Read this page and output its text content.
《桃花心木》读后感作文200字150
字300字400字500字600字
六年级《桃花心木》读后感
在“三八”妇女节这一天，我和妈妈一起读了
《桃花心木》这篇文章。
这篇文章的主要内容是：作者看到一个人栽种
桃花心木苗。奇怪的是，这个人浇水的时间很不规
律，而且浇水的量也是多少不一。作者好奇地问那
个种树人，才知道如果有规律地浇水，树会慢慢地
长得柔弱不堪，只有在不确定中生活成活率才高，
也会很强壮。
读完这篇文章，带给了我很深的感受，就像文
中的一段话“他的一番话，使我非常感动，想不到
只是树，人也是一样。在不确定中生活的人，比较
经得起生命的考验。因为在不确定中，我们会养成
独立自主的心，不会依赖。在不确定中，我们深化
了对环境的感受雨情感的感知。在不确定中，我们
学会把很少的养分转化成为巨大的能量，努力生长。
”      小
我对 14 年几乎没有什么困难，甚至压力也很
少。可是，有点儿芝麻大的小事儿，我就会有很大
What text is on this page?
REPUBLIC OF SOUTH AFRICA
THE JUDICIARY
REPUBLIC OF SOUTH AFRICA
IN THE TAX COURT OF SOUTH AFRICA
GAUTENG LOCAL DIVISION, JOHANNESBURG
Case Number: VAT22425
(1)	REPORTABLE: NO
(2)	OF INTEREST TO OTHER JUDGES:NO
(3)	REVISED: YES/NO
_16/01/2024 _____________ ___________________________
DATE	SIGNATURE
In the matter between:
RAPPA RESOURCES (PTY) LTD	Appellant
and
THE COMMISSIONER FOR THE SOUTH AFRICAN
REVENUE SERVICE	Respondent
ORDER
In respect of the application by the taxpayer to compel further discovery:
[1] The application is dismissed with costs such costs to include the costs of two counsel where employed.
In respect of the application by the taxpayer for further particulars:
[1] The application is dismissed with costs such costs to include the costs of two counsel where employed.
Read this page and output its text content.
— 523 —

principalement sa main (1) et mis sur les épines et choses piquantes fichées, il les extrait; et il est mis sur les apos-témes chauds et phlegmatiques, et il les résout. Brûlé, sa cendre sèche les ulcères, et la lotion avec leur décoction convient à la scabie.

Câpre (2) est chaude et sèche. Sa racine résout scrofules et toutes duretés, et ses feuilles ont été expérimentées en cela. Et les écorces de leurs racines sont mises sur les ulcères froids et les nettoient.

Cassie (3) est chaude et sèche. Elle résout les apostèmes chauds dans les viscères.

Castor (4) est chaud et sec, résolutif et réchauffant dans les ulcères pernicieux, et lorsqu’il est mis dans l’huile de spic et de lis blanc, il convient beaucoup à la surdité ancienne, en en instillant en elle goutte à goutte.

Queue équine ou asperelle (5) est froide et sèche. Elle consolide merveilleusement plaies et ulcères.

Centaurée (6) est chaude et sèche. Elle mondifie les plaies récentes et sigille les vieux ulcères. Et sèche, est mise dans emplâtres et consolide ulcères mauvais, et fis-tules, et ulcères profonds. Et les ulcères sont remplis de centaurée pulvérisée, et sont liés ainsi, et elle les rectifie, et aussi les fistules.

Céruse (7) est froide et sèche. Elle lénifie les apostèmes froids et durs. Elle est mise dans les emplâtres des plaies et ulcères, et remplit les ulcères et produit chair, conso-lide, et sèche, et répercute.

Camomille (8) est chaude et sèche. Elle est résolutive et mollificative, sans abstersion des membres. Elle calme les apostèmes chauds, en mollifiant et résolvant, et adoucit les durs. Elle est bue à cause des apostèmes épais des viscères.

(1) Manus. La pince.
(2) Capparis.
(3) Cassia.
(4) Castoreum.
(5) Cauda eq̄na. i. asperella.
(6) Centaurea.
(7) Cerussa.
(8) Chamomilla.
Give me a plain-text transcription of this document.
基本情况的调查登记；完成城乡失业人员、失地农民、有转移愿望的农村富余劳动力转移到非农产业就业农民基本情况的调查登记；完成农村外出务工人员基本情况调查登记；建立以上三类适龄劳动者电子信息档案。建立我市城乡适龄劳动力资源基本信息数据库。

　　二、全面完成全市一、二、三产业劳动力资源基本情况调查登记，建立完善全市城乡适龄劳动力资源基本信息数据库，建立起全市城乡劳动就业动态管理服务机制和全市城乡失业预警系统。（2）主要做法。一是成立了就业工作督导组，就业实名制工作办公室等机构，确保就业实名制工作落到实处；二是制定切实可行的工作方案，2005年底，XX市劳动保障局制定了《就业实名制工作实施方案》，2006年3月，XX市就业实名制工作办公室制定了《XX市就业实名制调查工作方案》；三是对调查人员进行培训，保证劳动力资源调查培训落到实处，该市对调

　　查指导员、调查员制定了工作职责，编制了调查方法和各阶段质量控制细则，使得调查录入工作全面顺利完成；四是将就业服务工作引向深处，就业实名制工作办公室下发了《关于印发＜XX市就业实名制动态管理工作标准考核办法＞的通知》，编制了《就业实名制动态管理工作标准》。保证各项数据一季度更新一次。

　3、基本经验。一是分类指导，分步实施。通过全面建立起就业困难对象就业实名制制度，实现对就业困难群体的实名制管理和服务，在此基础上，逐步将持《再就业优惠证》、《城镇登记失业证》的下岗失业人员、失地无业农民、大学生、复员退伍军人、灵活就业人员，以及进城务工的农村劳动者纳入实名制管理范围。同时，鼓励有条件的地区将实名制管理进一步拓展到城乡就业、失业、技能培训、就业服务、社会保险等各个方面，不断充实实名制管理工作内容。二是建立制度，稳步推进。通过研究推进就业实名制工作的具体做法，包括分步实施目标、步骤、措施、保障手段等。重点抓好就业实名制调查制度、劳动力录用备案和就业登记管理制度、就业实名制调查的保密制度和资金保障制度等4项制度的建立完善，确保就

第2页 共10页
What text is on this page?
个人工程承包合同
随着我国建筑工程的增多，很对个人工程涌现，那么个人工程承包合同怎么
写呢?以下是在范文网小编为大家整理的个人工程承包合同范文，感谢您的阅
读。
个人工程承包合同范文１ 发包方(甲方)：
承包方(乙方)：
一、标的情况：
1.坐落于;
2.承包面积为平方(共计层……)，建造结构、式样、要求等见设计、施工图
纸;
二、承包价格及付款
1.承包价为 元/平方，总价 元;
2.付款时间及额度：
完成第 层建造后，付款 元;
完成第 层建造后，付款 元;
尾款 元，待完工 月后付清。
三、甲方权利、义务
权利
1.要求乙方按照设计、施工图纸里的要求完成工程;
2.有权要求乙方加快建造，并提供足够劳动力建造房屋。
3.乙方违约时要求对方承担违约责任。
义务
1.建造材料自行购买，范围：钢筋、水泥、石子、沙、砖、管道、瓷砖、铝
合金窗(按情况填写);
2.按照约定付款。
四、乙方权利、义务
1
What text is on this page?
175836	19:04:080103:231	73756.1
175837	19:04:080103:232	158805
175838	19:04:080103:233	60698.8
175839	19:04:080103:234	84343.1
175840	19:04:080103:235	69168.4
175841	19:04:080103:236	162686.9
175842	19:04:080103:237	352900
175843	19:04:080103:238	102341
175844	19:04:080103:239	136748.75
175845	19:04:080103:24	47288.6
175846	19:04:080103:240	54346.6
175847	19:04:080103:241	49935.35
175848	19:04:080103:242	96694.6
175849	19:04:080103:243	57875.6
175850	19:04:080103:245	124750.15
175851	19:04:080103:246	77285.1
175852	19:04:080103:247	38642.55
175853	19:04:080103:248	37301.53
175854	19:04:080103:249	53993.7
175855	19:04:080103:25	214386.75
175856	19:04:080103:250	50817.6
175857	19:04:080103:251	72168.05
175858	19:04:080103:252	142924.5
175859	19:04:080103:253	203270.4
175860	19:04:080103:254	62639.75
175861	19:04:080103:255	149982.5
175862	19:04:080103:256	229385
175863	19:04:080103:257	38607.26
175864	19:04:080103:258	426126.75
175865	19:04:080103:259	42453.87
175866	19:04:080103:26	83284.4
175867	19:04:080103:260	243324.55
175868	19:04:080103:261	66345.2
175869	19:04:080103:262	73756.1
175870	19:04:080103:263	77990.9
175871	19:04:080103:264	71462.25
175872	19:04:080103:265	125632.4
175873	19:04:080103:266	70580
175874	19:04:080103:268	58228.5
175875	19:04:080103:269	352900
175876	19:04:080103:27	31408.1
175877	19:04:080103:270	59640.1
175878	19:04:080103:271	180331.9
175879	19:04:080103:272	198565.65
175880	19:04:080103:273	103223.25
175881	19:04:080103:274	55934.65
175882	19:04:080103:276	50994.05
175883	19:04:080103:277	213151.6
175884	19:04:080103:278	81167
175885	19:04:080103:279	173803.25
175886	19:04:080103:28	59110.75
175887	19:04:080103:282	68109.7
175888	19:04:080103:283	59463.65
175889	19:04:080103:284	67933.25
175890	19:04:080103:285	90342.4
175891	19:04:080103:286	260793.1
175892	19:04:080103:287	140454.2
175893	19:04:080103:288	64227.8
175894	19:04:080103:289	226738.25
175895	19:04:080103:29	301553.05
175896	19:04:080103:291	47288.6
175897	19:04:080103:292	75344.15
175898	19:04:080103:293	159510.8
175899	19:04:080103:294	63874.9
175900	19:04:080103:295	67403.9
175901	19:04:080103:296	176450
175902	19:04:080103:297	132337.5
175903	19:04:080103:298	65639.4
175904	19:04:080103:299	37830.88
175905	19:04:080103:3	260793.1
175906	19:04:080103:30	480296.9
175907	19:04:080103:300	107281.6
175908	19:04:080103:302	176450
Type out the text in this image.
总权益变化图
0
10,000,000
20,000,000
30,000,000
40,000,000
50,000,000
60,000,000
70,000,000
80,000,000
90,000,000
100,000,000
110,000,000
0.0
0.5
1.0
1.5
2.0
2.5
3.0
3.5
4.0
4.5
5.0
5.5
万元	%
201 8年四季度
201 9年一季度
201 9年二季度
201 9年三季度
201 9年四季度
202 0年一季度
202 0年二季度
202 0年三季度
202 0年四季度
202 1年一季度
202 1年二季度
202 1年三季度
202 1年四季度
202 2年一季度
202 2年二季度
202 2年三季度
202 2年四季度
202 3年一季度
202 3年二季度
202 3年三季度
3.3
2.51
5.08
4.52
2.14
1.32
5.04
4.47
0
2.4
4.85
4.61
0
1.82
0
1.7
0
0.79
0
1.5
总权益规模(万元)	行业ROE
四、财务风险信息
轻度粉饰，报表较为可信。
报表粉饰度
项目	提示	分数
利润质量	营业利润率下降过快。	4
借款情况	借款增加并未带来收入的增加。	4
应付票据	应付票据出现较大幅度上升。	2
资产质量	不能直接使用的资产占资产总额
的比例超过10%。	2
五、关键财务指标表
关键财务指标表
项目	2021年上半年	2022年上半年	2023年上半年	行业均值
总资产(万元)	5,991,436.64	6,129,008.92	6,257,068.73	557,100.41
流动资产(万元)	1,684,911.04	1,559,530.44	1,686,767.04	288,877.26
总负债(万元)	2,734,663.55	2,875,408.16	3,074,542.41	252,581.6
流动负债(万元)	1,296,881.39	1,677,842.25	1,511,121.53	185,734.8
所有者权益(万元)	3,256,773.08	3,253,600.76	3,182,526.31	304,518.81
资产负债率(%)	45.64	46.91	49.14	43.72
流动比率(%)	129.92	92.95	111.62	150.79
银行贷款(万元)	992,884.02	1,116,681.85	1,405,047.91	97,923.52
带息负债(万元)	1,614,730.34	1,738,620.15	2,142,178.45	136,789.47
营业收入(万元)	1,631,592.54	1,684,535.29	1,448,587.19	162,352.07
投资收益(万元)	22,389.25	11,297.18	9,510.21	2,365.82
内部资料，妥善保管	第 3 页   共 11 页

What to work on: How many lines in the data contain the string "viscères"? Respond with the number only.

Expected output: 2